___ Material for this task
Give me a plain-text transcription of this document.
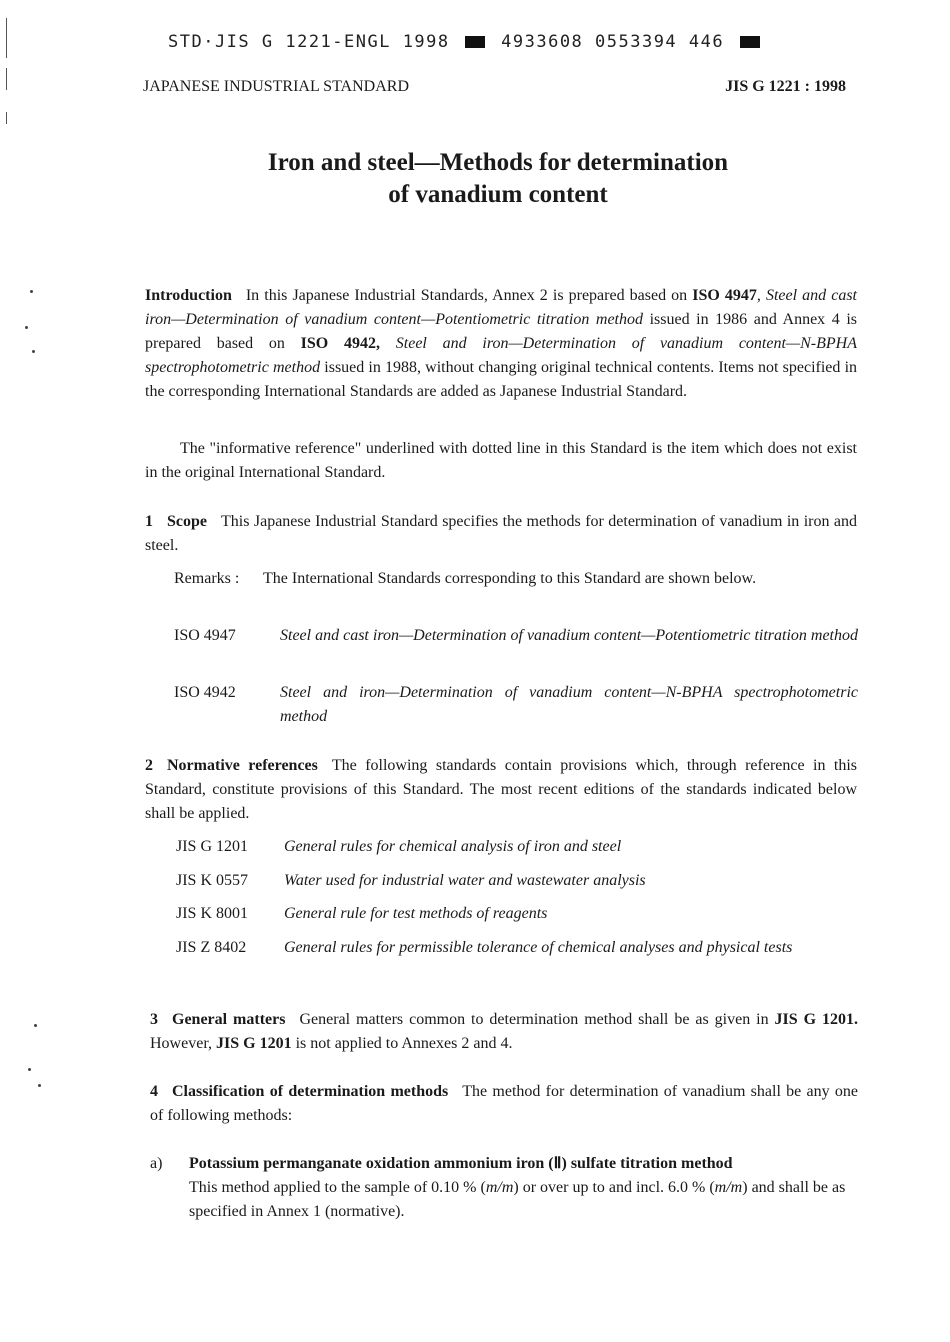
STD·JIS G 1221-ENGL 1998	4933608 0553394 446
JAPANESE INDUSTRIAL STANDARD	JIS G 1221 : 1998
Iron and steel—Methods for determination
of vanadium content
Introduction In this Japanese Industrial Standards, Annex 2 is prepared based on ISO 4947, Steel and cast iron—Determination of vanadium content—Potentiometric titration method issued in 1986 and Annex 4 is prepared based on ISO 4942, Steel and iron—Determination of vanadium content—N-BPHA spectrophotometric method issued in 1988, without changing original technical contents. Items not specified in the corresponding International Standards are added as Japanese Industrial Standard.
The "informative reference" underlined with dotted line in this Standard is the item which does not exist in the original International Standard.
1 Scope This Japanese Industrial Standard specifies the methods for determination of vanadium in iron and steel.
Remarks : The International Standards corresponding to this Standard are shown below.
ISO 4947	Steel and cast iron—Determination of vanadium content—Potentiometric titration method
ISO 4942	Steel and iron—Determination of vanadium content—N-BPHA spectrophotometric method
2 Normative references The following standards contain provisions which, through reference in this Standard, constitute provisions of this Standard. The most recent editions of the standards indicated below shall be applied.
JIS G 1201 General rules for chemical analysis of iron and steel
JIS K 0557 Water used for industrial water and wastewater analysis
JIS K 8001 General rule for test methods of reagents
JIS Z 8402 General rules for permissible tolerance of chemical analyses and physical tests
3 General matters General matters common to determination method shall be as given in JIS G 1201. However, JIS G 1201 is not applied to Annexes 2 and 4.
4 Classification of determination methods The method for determination of vanadium shall be any one of following methods:
a) Potassium permanganate oxidation ammonium iron (Ⅱ) sulfate titration method
This method applied to the sample of 0.10 % (m/m) or over up to and incl. 6.0 % (m/m) and shall be as specified in Annex 1 (normative).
______
* [Required work]: In this exercise, set down all of the data exactly, without the pictures.

* [Full answer]:
Give me a plain-text transcription of this document.
STD·JIS G 1221-ENGL 1998	4933608 0553394 446
JAPANESE INDUSTRIAL STANDARD	JIS G 1221 : 1998
Iron and steel—Methods for determination
of vanadium content
Introduction In this Japanese Industrial Standards, Annex 2 is prepared based on ISO 4947, Steel and cast iron—Determination of vanadium content—Potentiometric titration method issued in 1986 and Annex 4 is prepared based on ISO 4942, Steel and iron—Determination of vanadium content—N-BPHA spectrophotometric method issued in 1988, without changing original technical contents. Items not specified in the corresponding International Standards are added as Japanese Industrial Standard.
The "informative reference" underlined with dotted line in this Standard is the item which does not exist in the original International Standard.
1 Scope This Japanese Industrial Standard specifies the methods for determination of vanadium in iron and steel.
Remarks : The International Standards corresponding to this Standard are shown below.
ISO 4947	Steel and cast iron—Determination of vanadium content—Potentiometric titration method
ISO 4942	Steel and iron—Determination of vanadium content—N-BPHA spectrophotometric method
2 Normative references The following standards contain provisions which, through reference in this Standard, constitute provisions of this Standard. The most recent editions of the standards indicated below shall be applied.
JIS G 1201 General rules for chemical analysis of iron and steel
JIS K 0557 Water used for industrial water and wastewater analysis
JIS K 8001 General rule for test methods of reagents
JIS Z 8402 General rules for permissible tolerance of chemical analyses and physical tests
3 General matters General matters common to determination method shall be as given in JIS G 1201. However, JIS G 1201 is not applied to Annexes 2 and 4.
4 Classification of determination methods The method for determination of vanadium shall be any one of following methods:
a) Potassium permanganate oxidation ammonium iron (Ⅱ) sulfate titration method
This method applied to the sample of 0.10 % (m/m) or over up to and incl. 6.0 % (m/m) and shall be as specified in Annex 1 (normative).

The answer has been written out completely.